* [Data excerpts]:
▬▬▬▬▬▬▬▬▬▬
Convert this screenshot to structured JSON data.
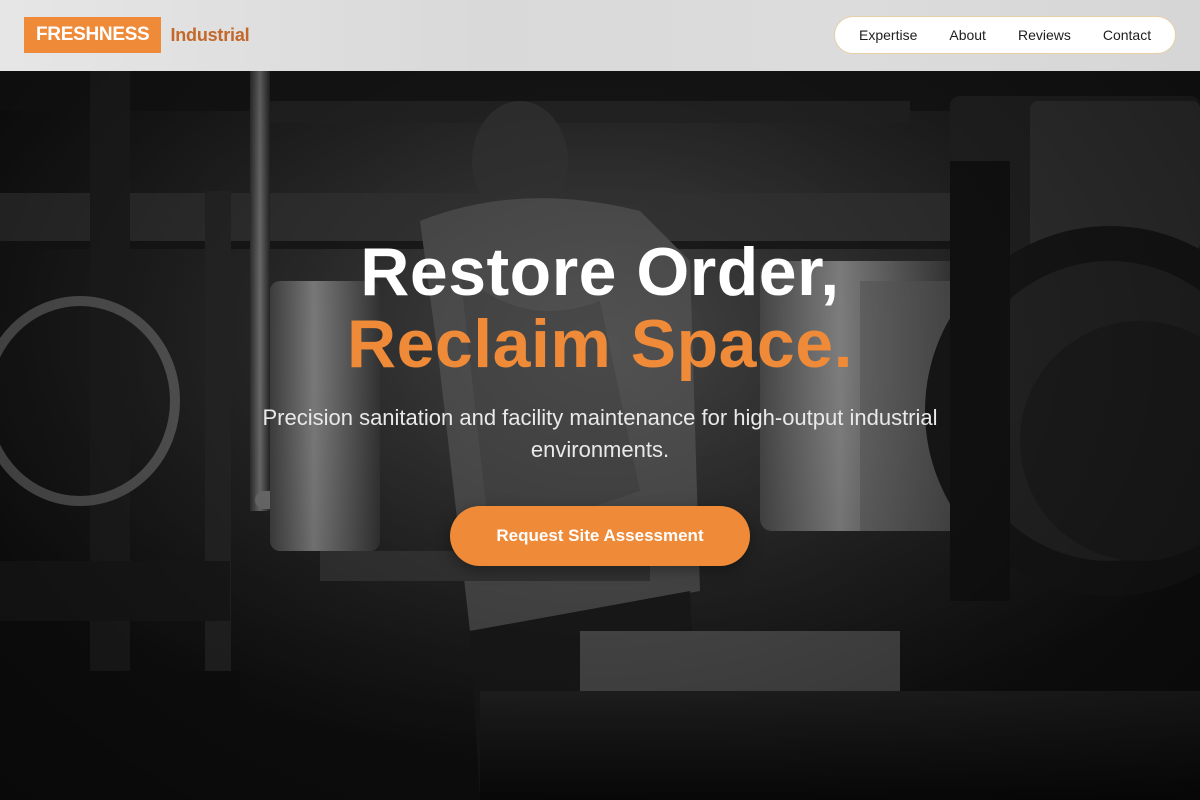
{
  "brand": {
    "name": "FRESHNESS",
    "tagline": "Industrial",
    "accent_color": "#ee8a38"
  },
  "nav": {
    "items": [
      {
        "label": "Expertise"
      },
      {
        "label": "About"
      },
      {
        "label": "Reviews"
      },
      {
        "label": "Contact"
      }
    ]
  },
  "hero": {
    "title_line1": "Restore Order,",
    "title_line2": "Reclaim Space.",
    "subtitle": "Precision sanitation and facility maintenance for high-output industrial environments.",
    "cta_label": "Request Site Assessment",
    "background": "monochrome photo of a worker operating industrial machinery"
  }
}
▬▬▬▬▬▬▬▬▬▬
* [WORK TO DO]: Return all of the entries word for word, but omit the pictures.

* [RESULT FOR THIS EXERCISE]:
Convert this screenshot to structured JSON data.
{
  "brand": {
    "name": "FRESHNESS",
    "tagline": "Industrial",
    "accent_color": "#ee8a38"
  },
  "nav": {
    "items": [
      {
        "label": "Expertise"
      },
      {
        "label": "About"
      },
      {
        "label": "Reviews"
      },
      {
        "label": "Contact"
      }
    ]
  },
  "hero": {
    "title_line1": "Restore Order,",
    "title_line2": "Reclaim Space.",
    "subtitle": "Precision sanitation and facility maintenance for high-output industrial environments.",
    "cta_label": "Request Site Assessment",
    "background": "monochrome photo of a worker operating industrial machinery"
  }
}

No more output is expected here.